(Data provided):
┌──
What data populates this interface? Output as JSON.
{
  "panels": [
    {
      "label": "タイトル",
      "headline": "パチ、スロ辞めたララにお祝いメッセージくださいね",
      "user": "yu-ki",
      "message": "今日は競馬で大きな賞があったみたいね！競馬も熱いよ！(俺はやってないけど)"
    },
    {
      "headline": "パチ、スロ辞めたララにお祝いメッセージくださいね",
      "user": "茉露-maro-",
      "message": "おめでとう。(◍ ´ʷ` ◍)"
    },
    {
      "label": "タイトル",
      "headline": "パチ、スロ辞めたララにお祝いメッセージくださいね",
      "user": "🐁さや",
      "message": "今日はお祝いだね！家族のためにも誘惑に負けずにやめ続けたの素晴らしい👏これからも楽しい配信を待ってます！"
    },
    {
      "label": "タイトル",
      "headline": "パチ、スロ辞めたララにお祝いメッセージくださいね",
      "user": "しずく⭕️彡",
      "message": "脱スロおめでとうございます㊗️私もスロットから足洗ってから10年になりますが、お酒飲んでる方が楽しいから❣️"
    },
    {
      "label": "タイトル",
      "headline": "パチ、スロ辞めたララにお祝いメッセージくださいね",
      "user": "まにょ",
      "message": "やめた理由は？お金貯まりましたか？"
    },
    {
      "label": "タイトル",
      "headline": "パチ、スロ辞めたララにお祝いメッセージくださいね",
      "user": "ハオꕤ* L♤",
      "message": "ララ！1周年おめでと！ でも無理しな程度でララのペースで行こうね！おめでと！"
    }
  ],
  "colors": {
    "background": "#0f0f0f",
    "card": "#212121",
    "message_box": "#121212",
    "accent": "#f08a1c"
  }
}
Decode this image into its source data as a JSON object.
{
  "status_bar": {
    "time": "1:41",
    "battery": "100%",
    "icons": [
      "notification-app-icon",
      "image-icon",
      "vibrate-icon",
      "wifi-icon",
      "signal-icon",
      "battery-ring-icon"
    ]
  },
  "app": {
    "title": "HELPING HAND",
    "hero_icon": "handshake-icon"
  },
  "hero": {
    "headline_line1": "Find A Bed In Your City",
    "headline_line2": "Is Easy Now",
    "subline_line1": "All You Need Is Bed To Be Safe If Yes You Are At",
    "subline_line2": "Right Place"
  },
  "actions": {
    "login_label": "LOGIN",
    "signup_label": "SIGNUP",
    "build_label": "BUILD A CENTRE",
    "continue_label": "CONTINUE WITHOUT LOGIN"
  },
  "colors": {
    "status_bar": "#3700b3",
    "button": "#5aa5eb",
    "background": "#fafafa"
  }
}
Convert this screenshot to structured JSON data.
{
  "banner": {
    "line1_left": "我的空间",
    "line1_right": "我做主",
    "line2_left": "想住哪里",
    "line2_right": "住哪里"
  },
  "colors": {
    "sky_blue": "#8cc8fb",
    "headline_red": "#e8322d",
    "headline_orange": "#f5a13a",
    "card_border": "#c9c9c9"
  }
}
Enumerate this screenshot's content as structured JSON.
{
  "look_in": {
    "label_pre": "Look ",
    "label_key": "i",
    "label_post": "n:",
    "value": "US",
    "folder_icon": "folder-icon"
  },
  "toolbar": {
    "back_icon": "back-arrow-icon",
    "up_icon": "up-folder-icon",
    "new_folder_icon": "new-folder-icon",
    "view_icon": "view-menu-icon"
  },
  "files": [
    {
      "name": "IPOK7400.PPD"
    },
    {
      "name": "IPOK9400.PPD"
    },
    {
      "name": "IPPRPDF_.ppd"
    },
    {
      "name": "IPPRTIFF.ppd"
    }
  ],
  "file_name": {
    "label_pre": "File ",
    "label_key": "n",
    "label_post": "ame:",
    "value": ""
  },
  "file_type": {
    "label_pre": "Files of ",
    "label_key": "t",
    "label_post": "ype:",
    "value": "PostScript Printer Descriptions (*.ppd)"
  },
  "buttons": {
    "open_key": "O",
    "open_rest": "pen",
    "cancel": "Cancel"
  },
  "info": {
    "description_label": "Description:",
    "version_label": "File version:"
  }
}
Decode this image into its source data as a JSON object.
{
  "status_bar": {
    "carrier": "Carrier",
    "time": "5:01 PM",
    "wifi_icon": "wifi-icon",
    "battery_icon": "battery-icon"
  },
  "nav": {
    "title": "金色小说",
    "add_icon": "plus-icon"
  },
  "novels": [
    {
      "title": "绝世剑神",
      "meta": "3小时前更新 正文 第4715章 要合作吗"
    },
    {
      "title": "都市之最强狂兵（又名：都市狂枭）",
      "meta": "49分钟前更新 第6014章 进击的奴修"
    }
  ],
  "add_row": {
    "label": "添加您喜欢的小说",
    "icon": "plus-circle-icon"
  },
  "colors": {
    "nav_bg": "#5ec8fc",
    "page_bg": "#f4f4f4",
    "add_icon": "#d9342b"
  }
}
└──
(Work instructions):
Give back each line above precisely as it stands.

(Result of the task):
What data populates this interface? Output as JSON.
{
  "panels": [
    {
      "label": "タイトル",
      "headline": "パチ、スロ辞めたララにお祝いメッセージくださいね",
      "user": "yu-ki",
      "message": "今日は競馬で大きな賞があったみたいね！競馬も熱いよ！(俺はやってないけど)"
    },
    {
      "headline": "パチ、スロ辞めたララにお祝いメッセージくださいね",
      "user": "茉露-maro-",
      "message": "おめでとう。(◍ ´ʷ` ◍)"
    },
    {
      "label": "タイトル",
      "headline": "パチ、スロ辞めたララにお祝いメッセージくださいね",
      "user": "🐁さや",
      "message": "今日はお祝いだね！家族のためにも誘惑に負けずにやめ続けたの素晴らしい👏これからも楽しい配信を待ってます！"
    },
    {
      "label": "タイトル",
      "headline": "パチ、スロ辞めたララにお祝いメッセージくださいね",
      "user": "しずく⭕️彡",
      "message": "脱スロおめでとうございます㊗️私もスロットから足洗ってから10年になりますが、お酒飲んでる方が楽しいから❣️"
    },
    {
      "label": "タイトル",
      "headline": "パチ、スロ辞めたララにお祝いメッセージくださいね",
      "user": "まにょ",
      "message": "やめた理由は？お金貯まりましたか？"
    },
    {
      "label": "タイトル",
      "headline": "パチ、スロ辞めたララにお祝いメッセージくださいね",
      "user": "ハオꕤ* L♤",
      "message": "ララ！1周年おめでと！ でも無理しな程度でララのペースで行こうね！おめでと！"
    }
  ],
  "colors": {
    "background": "#0f0f0f",
    "card": "#212121",
    "message_box": "#121212",
    "accent": "#f08a1c"
  }
}
Decode this image into its source data as a JSON object.
{
  "status_bar": {
    "time": "1:41",
    "battery": "100%",
    "icons": [
      "notification-app-icon",
      "image-icon",
      "vibrate-icon",
      "wifi-icon",
      "signal-icon",
      "battery-ring-icon"
    ]
  },
  "app": {
    "title": "HELPING HAND",
    "hero_icon": "handshake-icon"
  },
  "hero": {
    "headline_line1": "Find A Bed In Your City",
    "headline_line2": "Is Easy Now",
    "subline_line1": "All You Need Is Bed To Be Safe If Yes You Are At",
    "subline_line2": "Right Place"
  },
  "actions": {
    "login_label": "LOGIN",
    "signup_label": "SIGNUP",
    "build_label": "BUILD A CENTRE",
    "continue_label": "CONTINUE WITHOUT LOGIN"
  },
  "colors": {
    "status_bar": "#3700b3",
    "button": "#5aa5eb",
    "background": "#fafafa"
  }
}
Convert this screenshot to structured JSON data.
{
  "banner": {
    "line1_left": "我的空间",
    "line1_right": "我做主",
    "line2_left": "想住哪里",
    "line2_right": "住哪里"
  },
  "colors": {
    "sky_blue": "#8cc8fb",
    "headline_red": "#e8322d",
    "headline_orange": "#f5a13a",
    "card_border": "#c9c9c9"
  }
}
Enumerate this screenshot's content as structured JSON.
{
  "look_in": {
    "label_pre": "Look ",
    "label_key": "i",
    "label_post": "n:",
    "value": "US",
    "folder_icon": "folder-icon"
  },
  "toolbar": {
    "back_icon": "back-arrow-icon",
    "up_icon": "up-folder-icon",
    "new_folder_icon": "new-folder-icon",
    "view_icon": "view-menu-icon"
  },
  "files": [
    {
      "name": "IPOK7400.PPD"
    },
    {
      "name": "IPOK9400.PPD"
    },
    {
      "name": "IPPRPDF_.ppd"
    },
    {
      "name": "IPPRTIFF.ppd"
    }
  ],
  "file_name": {
    "label_pre": "File ",
    "label_key": "n",
    "label_post": "ame:",
    "value": ""
  },
  "file_type": {
    "label_pre": "Files of ",
    "label_key": "t",
    "label_post": "ype:",
    "value": "PostScript Printer Descriptions (*.ppd)"
  },
  "buttons": {
    "open_key": "O",
    "open_rest": "pen",
    "cancel": "Cancel"
  },
  "info": {
    "description_label": "Description:",
    "version_label": "File version:"
  }
}
Decode this image into its source data as a JSON object.
{
  "status_bar": {
    "carrier": "Carrier",
    "time": "5:01 PM",
    "wifi_icon": "wifi-icon",
    "battery_icon": "battery-icon"
  },
  "nav": {
    "title": "金色小说",
    "add_icon": "plus-icon"
  },
  "novels": [
    {
      "title": "绝世剑神",
      "meta": "3小时前更新 正文 第4715章 要合作吗"
    },
    {
      "title": "都市之最强狂兵（又名：都市狂枭）",
      "meta": "49分钟前更新 第6014章 进击的奴修"
    }
  ],
  "add_row": {
    "label": "添加您喜欢的小说",
    "icon": "plus-circle-icon"
  },
  "colors": {
    "nav_bg": "#5ec8fc",
    "page_bg": "#f4f4f4",
    "add_icon": "#d9342b"
  }
}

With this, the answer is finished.